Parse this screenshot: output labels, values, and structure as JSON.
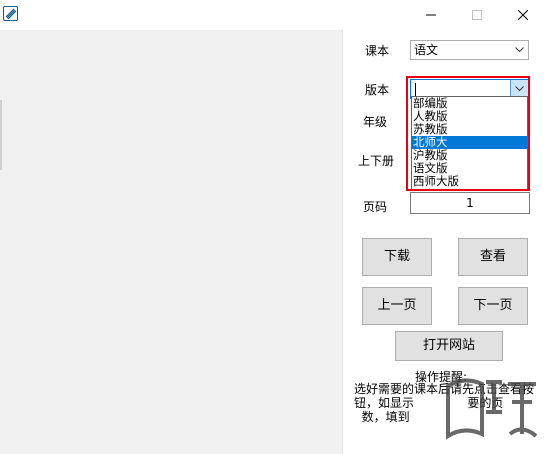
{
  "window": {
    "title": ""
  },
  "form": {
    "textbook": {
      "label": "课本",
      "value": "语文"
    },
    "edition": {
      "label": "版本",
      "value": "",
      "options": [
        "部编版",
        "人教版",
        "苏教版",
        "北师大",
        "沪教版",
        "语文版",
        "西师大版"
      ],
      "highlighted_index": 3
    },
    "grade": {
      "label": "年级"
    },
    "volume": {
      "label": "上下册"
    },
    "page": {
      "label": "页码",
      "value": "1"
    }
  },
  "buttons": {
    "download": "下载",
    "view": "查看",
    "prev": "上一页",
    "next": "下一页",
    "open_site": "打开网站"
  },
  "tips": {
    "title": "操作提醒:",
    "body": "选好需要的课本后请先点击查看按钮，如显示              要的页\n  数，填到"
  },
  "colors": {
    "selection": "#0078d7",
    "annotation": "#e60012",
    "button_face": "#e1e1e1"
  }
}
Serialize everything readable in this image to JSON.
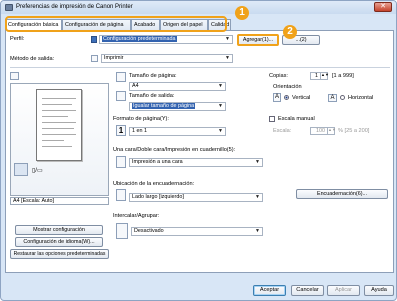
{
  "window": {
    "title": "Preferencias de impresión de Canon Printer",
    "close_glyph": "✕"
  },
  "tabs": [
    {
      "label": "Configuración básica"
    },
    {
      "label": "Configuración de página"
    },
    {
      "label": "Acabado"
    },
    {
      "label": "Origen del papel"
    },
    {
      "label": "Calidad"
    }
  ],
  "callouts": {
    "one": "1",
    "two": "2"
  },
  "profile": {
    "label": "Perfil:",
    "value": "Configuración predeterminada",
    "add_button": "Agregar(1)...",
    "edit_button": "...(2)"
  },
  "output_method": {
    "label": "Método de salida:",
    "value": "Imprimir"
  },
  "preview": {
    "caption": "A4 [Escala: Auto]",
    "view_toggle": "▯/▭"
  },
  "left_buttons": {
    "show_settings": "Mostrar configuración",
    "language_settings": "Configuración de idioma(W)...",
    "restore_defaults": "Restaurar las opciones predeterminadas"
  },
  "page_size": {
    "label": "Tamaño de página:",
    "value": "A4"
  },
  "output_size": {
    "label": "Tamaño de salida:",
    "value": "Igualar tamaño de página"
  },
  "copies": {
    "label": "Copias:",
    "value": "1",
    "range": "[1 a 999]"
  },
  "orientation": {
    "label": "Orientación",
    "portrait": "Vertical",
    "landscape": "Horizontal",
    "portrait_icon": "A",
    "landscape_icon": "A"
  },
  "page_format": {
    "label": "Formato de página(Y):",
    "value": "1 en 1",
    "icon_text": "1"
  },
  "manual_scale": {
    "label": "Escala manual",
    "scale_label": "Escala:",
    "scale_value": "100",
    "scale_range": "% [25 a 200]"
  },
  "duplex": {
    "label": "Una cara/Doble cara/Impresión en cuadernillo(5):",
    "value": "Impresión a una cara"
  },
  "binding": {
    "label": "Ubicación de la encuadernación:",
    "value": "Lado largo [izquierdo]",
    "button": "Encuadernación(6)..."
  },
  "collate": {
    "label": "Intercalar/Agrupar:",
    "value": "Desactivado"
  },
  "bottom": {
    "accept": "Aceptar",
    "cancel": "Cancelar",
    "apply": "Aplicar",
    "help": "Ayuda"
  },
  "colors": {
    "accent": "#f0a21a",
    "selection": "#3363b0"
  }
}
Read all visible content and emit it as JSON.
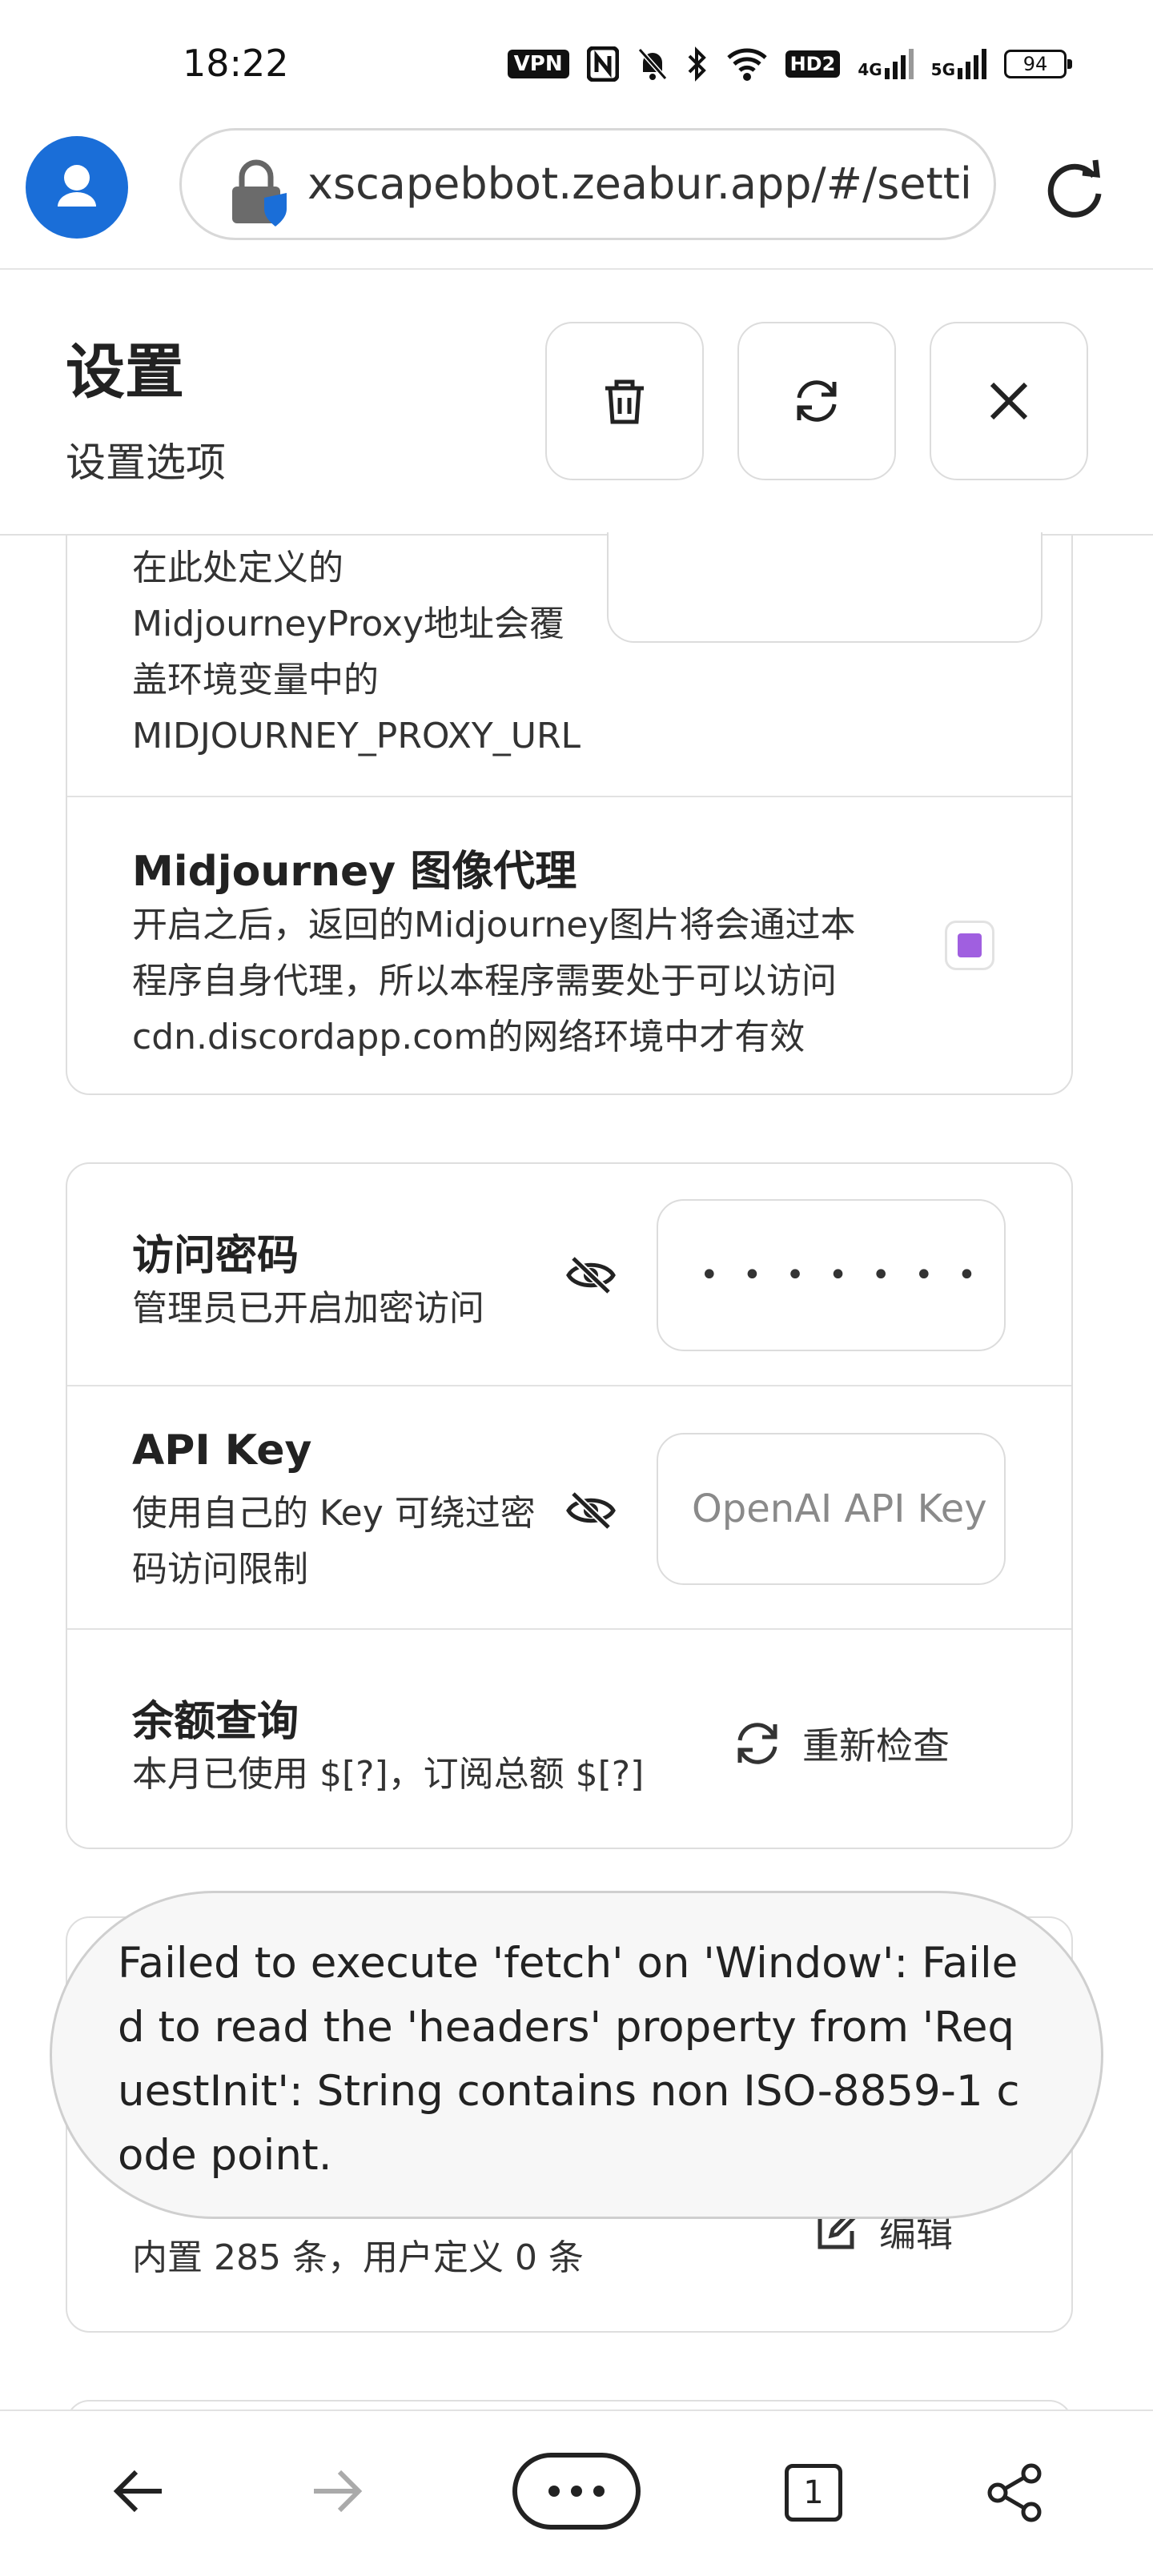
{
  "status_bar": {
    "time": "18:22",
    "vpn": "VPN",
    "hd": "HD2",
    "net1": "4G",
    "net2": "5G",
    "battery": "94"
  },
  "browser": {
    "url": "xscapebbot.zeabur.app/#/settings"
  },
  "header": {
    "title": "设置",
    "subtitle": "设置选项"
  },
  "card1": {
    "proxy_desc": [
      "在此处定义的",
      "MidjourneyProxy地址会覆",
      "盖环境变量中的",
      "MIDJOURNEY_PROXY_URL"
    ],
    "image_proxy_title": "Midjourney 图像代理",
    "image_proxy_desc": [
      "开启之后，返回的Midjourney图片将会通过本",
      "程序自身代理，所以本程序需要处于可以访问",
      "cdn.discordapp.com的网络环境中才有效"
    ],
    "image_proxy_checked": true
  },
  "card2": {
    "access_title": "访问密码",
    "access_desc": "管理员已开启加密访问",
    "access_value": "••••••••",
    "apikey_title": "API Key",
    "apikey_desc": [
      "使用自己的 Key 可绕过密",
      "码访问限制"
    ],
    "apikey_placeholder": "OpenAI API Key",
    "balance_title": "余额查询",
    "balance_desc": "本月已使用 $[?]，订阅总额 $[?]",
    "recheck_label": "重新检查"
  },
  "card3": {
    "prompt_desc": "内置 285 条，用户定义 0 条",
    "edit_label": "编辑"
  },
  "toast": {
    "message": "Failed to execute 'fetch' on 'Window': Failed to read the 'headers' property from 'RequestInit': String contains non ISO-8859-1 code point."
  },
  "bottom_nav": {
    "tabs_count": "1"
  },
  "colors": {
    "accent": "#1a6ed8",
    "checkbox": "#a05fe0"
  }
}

************

Which lines contain "this"? Show each of them.

Parse this screenshot: output labels, values, and structure as JSON.
Serialize everything readable in this image to JSON.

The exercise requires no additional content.